++++ Source records ++++

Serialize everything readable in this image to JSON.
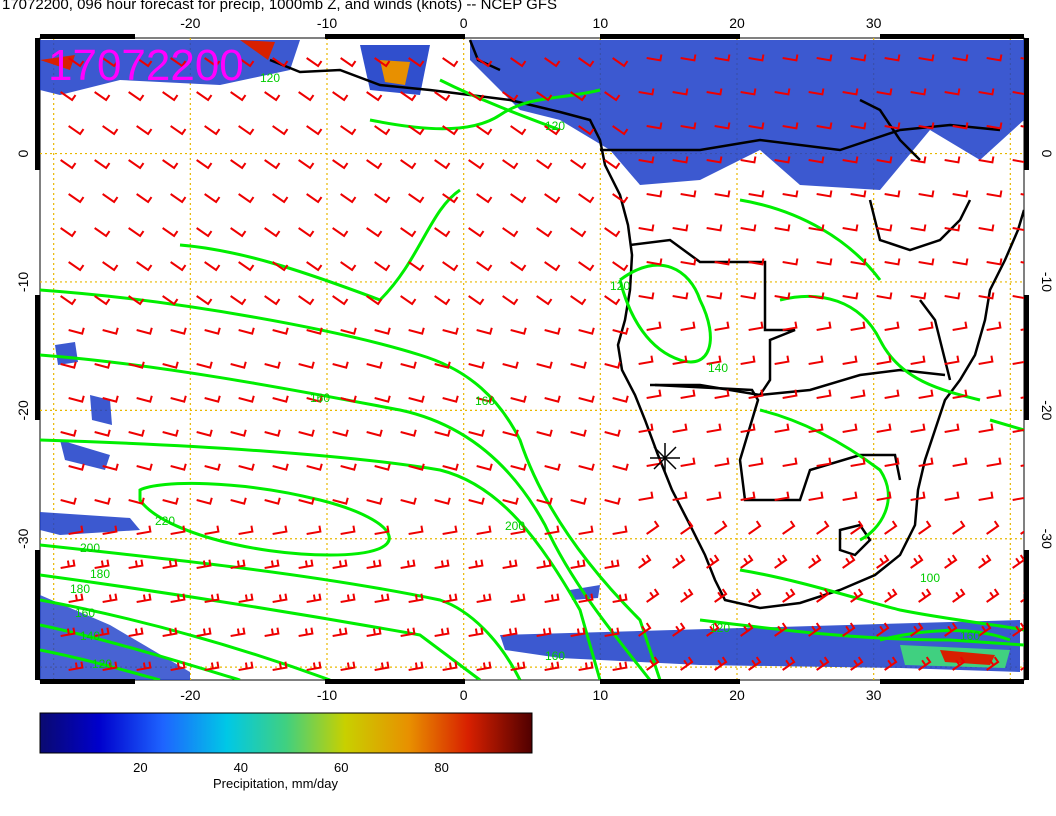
{
  "title": "17072200, 096 hour forecast for precip, 1000mb Z, and winds (knots) -- NCEP GFS",
  "stamp": "17072200",
  "lon_labels": [
    "-20",
    "-10",
    "0",
    "10",
    "20",
    "30"
  ],
  "lat_labels": [
    "0",
    "-10",
    "-20",
    "-30"
  ],
  "contour_labels": [
    "120",
    "120",
    "120",
    "140",
    "160",
    "160",
    "180",
    "200",
    "200",
    "220",
    "180",
    "160",
    "140",
    "120",
    "160",
    "120",
    "100",
    "160"
  ],
  "colorbar": {
    "label": "Precipitation, mm/day",
    "ticks": [
      "20",
      "40",
      "60",
      "80"
    ],
    "tick_values": [
      20,
      40,
      60,
      80
    ],
    "range": [
      0,
      98
    ]
  },
  "colors": {
    "contour": "#00ee00",
    "wind": "#ee0000",
    "grid": "#e8b800",
    "coast": "#000000",
    "stamp": "#ff00ff"
  },
  "extent": {
    "lon": [
      -31,
      41
    ],
    "lat": [
      -41,
      9
    ]
  }
}
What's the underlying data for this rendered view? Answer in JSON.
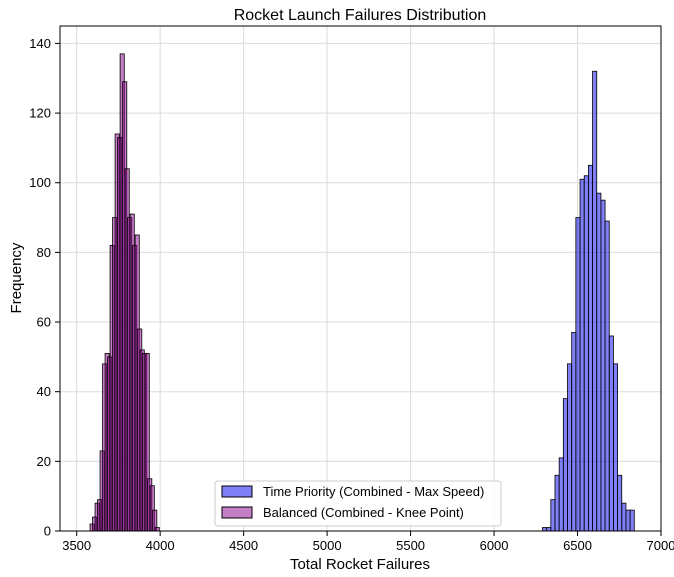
{
  "chart_data": {
    "type": "bar",
    "title": "Rocket Launch Failures Distribution",
    "xlabel": "Total Rocket Failures",
    "ylabel": "Frequency",
    "xlim": [
      3400,
      7000
    ],
    "ylim": [
      0,
      145
    ],
    "x_ticks": [
      3500,
      4000,
      4500,
      5000,
      5500,
      6000,
      6500,
      7000
    ],
    "y_ticks": [
      0,
      20,
      40,
      60,
      80,
      100,
      120,
      140
    ],
    "x_tick_labels": [
      "3500",
      "4000",
      "4500",
      "5000",
      "5500",
      "6000",
      "6500",
      "7000"
    ],
    "y_tick_labels": [
      "0",
      "20",
      "40",
      "60",
      "80",
      "100",
      "120",
      "140"
    ],
    "grid": true,
    "legend_position": "bottom-center",
    "bin_width": 25,
    "series": [
      {
        "name": "Time Priority (Combined - Max Speed)",
        "color": "#0000ee",
        "bin_starts": [
          6290,
          6315,
          6340,
          6365,
          6390,
          6415,
          6440,
          6465,
          6490,
          6515,
          6540,
          6565,
          6590,
          6615,
          6640,
          6665,
          6690,
          6715,
          6740,
          6765,
          6790,
          6815
        ],
        "values": [
          1,
          1,
          9,
          16,
          21,
          38,
          48,
          57,
          90,
          101,
          102,
          105,
          132,
          97,
          95,
          89,
          56,
          48,
          16,
          8,
          6,
          6
        ]
      },
      {
        "name": "Balanced (Combined - Knee Point)",
        "color": "#8e008e",
        "bin_starts": [
          3580,
          3595,
          3610,
          3625,
          3640,
          3655,
          3670,
          3685,
          3700,
          3715,
          3730,
          3745,
          3760,
          3775,
          3790,
          3805,
          3820,
          3835,
          3850,
          3865,
          3880,
          3895,
          3910,
          3925,
          3940,
          3955,
          3970
        ],
        "values": [
          2,
          4,
          8,
          9,
          23,
          48,
          51,
          50,
          82,
          90,
          114,
          113,
          137,
          129,
          104,
          90,
          91,
          82,
          85,
          58,
          52,
          51,
          51,
          15,
          13,
          6,
          1
        ]
      }
    ]
  }
}
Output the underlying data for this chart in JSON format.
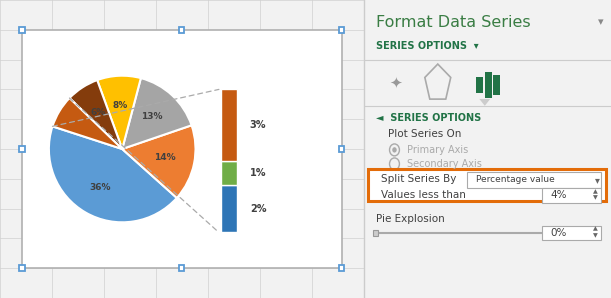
{
  "bg_color": "#f2f2f2",
  "grid_color": "#d0d0d0",
  "chart_border_color": "#7f7f7f",
  "handle_color": "#5b9bd5",
  "pie_main_slices": [
    36,
    14,
    13,
    8,
    6,
    6
  ],
  "pie_main_colors": [
    "#5b9bd5",
    "#ed7d31",
    "#a5a5a5",
    "#ffc000",
    "#843c0c",
    "#c55a11"
  ],
  "pie_labels": [
    "36%",
    "14%",
    "13%",
    "8%",
    "6%"
  ],
  "pie_startangle": -10,
  "bar_slices": [
    2,
    1,
    3
  ],
  "bar_colors": [
    "#2e75b6",
    "#70ad47",
    "#c55a11"
  ],
  "bar_labels": [
    "2%",
    "1%",
    "3%"
  ],
  "panel_bg": "#ffffff",
  "panel_title": "Format Data Series",
  "panel_title_color": "#3a7d44",
  "panel_title_size": 13,
  "series_options_label": "SERIES OPTIONS",
  "series_options_color": "#217346",
  "plot_series_on": "Plot Series On",
  "primary_axis": "Primary Axis",
  "secondary_axis": "Secondary Axis",
  "split_series_by": "Split Series By",
  "split_value": "Percentage value",
  "values_less_than": "Values less than",
  "values_less_than_val": "4%",
  "pie_explosion_label": "Pie Explosion",
  "pie_explosion_val": "0%",
  "text_color": "#404040",
  "muted_color": "#aaaaaa",
  "orange_border": "#e36c09",
  "divider_color": "#cccccc",
  "connector_color": "#aaaaaa"
}
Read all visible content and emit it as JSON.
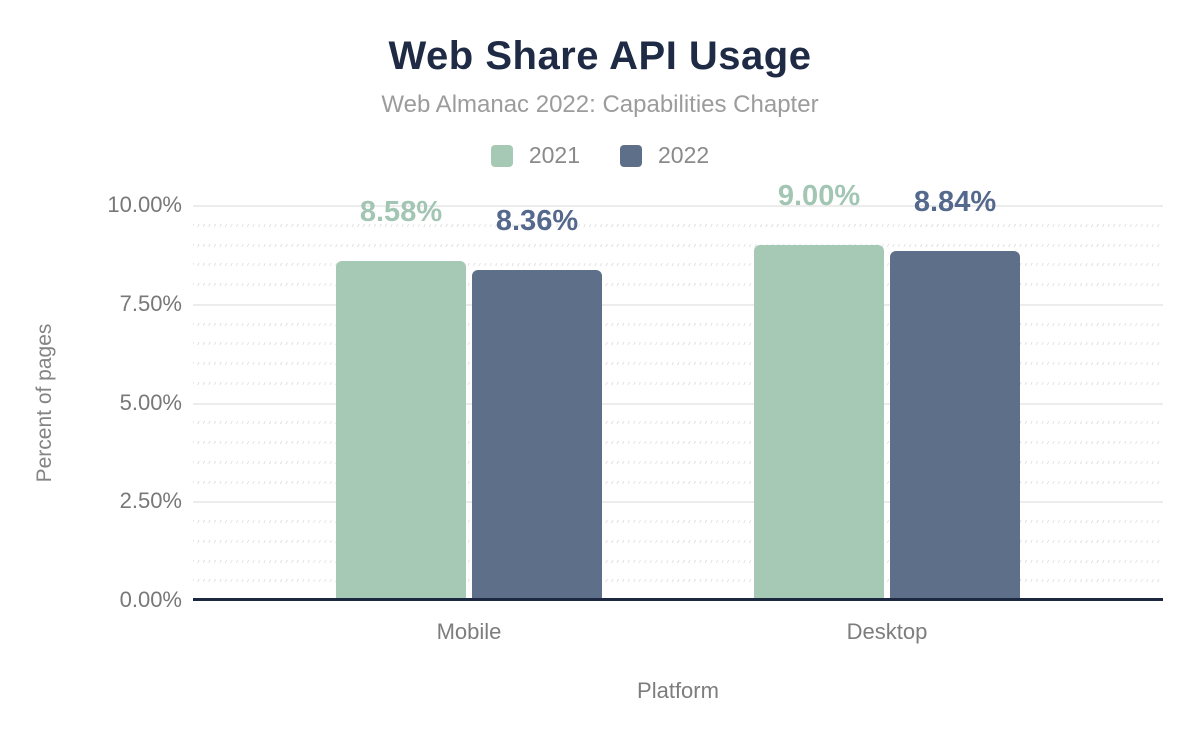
{
  "chart_data": {
    "type": "bar",
    "title": "Web Share API Usage",
    "subtitle": "Web Almanac 2022: Capabilities Chapter",
    "categories": [
      "Mobile",
      "Desktop"
    ],
    "series": [
      {
        "name": "2021",
        "values": [
          8.58,
          9.0
        ],
        "value_labels": [
          "8.58%",
          "9.00%"
        ],
        "color": "#a6c9b6",
        "label_color": "#a2c6b3"
      },
      {
        "name": "2022",
        "values": [
          8.36,
          8.84
        ],
        "value_labels": [
          "8.36%",
          "8.84%"
        ],
        "color": "#5e7089",
        "label_color": "#55698d"
      }
    ],
    "xlabel": "Platform",
    "ylabel": "Percent of pages",
    "ylim": [
      0,
      10
    ],
    "yticks": [
      {
        "value": 0.0,
        "label": "0.00%"
      },
      {
        "value": 2.5,
        "label": "2.50%"
      },
      {
        "value": 5.0,
        "label": "5.00%"
      },
      {
        "value": 7.5,
        "label": "7.50%"
      },
      {
        "value": 10.0,
        "label": "10.00%"
      }
    ],
    "minor_tick_step": 0.5,
    "grid": true,
    "legend_position": "top"
  },
  "colors": {
    "background": "#ffffff",
    "title_text": "#1f2b45",
    "subtitle_text": "#9c9c9c",
    "axis_text": "#7d7d7d",
    "legend_text": "#8a8a8a",
    "baseline": "#1b2840",
    "gridline_major": "#ececec",
    "gridline_minor": "#e3e3e3",
    "series_2021": "#a6c9b6",
    "series_2022": "#5e7089"
  }
}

++++

> Stated exercise:
Skip the pictures, then retype every line above exactly.

> Task response:
Serialize everything readable in this image to JSON.
{
  "title": "17072200, 096 hour forecast for precip, 1000mb Z, and winds (knots) -- NCEP GFS",
  "stamp": "17072200",
  "lon_labels": [
    "-20",
    "-10",
    "0",
    "10",
    "20",
    "30"
  ],
  "lat_labels": [
    "0",
    "-10",
    "-20",
    "-30"
  ],
  "contour_labels": [
    "120",
    "120",
    "120",
    "140",
    "160",
    "160",
    "180",
    "200",
    "200",
    "220",
    "180",
    "160",
    "140",
    "120",
    "160",
    "120",
    "100",
    "160"
  ],
  "colorbar": {
    "label": "Precipitation, mm/day",
    "ticks": [
      "20",
      "40",
      "60",
      "80"
    ],
    "tick_values": [
      20,
      40,
      60,
      80
    ],
    "range": [
      0,
      98
    ]
  },
  "colors": {
    "contour": "#00ee00",
    "wind": "#ee0000",
    "grid": "#e8b800",
    "coast": "#000000",
    "stamp": "#ff00ff"
  },
  "extent": {
    "lon": [
      -31,
      41
    ],
    "lat": [
      -41,
      9
    ]
  }
}
What's the underlying data for this rendered view? Answer in JSON.
{
  "chart_data": {
    "type": "bar",
    "title": "Rocket Launch Failures Distribution",
    "xlabel": "Total Rocket Failures",
    "ylabel": "Frequency",
    "xlim": [
      3400,
      7000
    ],
    "ylim": [
      0,
      145
    ],
    "x_ticks": [
      3500,
      4000,
      4500,
      5000,
      5500,
      6000,
      6500,
      7000
    ],
    "y_ticks": [
      0,
      20,
      40,
      60,
      80,
      100,
      120,
      140
    ],
    "x_tick_labels": [
      "3500",
      "4000",
      "4500",
      "5000",
      "5500",
      "6000",
      "6500",
      "7000"
    ],
    "y_tick_labels": [
      "0",
      "20",
      "40",
      "60",
      "80",
      "100",
      "120",
      "140"
    ],
    "grid": true,
    "legend_position": "bottom-center",
    "bin_width": 25,
    "series": [
      {
        "name": "Time Priority (Combined - Max Speed)",
        "color": "#0000ee",
        "bin_starts": [
          6290,
          6315,
          6340,
          6365,
          6390,
          6415,
          6440,
          6465,
          6490,
          6515,
          6540,
          6565,
          6590,
          6615,
          6640,
          6665,
          6690,
          6715,
          6740,
          6765,
          6790,
          6815
        ],
        "values": [
          1,
          1,
          9,
          16,
          21,
          38,
          48,
          57,
          90,
          101,
          102,
          105,
          132,
          97,
          95,
          89,
          56,
          48,
          16,
          8,
          6,
          6
        ]
      },
      {
        "name": "Balanced (Combined - Knee Point)",
        "color": "#8e008e",
        "bin_starts": [
          3580,
          3595,
          3610,
          3625,
          3640,
          3655,
          3670,
          3685,
          3700,
          3715,
          3730,
          3745,
          3760,
          3775,
          3790,
          3805,
          3820,
          3835,
          3850,
          3865,
          3880,
          3895,
          3910,
          3925,
          3940,
          3955,
          3970
        ],
        "values": [
          2,
          4,
          8,
          9,
          23,
          48,
          51,
          50,
          82,
          90,
          114,
          113,
          137,
          129,
          104,
          90,
          91,
          82,
          85,
          58,
          52,
          51,
          51,
          15,
          13,
          6,
          1
        ]
      }
    ]
  }
}
Output the underlying data for this chart in JSON format.
{
  "bg_color": "#f2f2f2",
  "grid_color": "#d0d0d0",
  "chart_border_color": "#7f7f7f",
  "handle_color": "#5b9bd5",
  "pie_main_slices": [
    36,
    14,
    13,
    8,
    6,
    6
  ],
  "pie_main_colors": [
    "#5b9bd5",
    "#ed7d31",
    "#a5a5a5",
    "#ffc000",
    "#843c0c",
    "#c55a11"
  ],
  "pie_labels": [
    "36%",
    "14%",
    "13%",
    "8%",
    "6%"
  ],
  "pie_startangle": -10,
  "bar_slices": [
    2,
    1,
    3
  ],
  "bar_colors": [
    "#2e75b6",
    "#70ad47",
    "#c55a11"
  ],
  "bar_labels": [
    "2%",
    "1%",
    "3%"
  ],
  "panel_bg": "#ffffff",
  "panel_title": "Format Data Series",
  "panel_title_color": "#3a7d44",
  "panel_title_size": 13,
  "series_options_label": "SERIES OPTIONS",
  "series_options_color": "#217346",
  "plot_series_on": "Plot Series On",
  "primary_axis": "Primary Axis",
  "secondary_axis": "Secondary Axis",
  "split_series_by": "Split Series By",
  "split_value": "Percentage value",
  "values_less_than": "Values less than",
  "values_less_than_val": "4%",
  "pie_explosion_label": "Pie Explosion",
  "pie_explosion_val": "0%",
  "text_color": "#404040",
  "muted_color": "#aaaaaa",
  "orange_border": "#e36c09",
  "divider_color": "#cccccc",
  "connector_color": "#aaaaaa"
}
Read all visible content and emit it as JSON.
{
  "chart_data": {
    "type": "bar",
    "title": "Web Share API Usage",
    "subtitle": "Web Almanac 2022: Capabilities Chapter",
    "categories": [
      "Mobile",
      "Desktop"
    ],
    "series": [
      {
        "name": "2021",
        "values": [
          8.58,
          9.0
        ],
        "value_labels": [
          "8.58%",
          "9.00%"
        ],
        "color": "#a6c9b6",
        "label_color": "#a2c6b3"
      },
      {
        "name": "2022",
        "values": [
          8.36,
          8.84
        ],
        "value_labels": [
          "8.36%",
          "8.84%"
        ],
        "color": "#5e7089",
        "label_color": "#55698d"
      }
    ],
    "xlabel": "Platform",
    "ylabel": "Percent of pages",
    "ylim": [
      0,
      10
    ],
    "yticks": [
      {
        "value": 0.0,
        "label": "0.00%"
      },
      {
        "value": 2.5,
        "label": "2.50%"
      },
      {
        "value": 5.0,
        "label": "5.00%"
      },
      {
        "value": 7.5,
        "label": "7.50%"
      },
      {
        "value": 10.0,
        "label": "10.00%"
      }
    ],
    "minor_tick_step": 0.5,
    "grid": true,
    "legend_position": "top"
  },
  "colors": {
    "background": "#ffffff",
    "title_text": "#1f2b45",
    "subtitle_text": "#9c9c9c",
    "axis_text": "#7d7d7d",
    "legend_text": "#8a8a8a",
    "baseline": "#1b2840",
    "gridline_major": "#ececec",
    "gridline_minor": "#e3e3e3",
    "series_2021": "#a6c9b6",
    "series_2022": "#5e7089"
  }
}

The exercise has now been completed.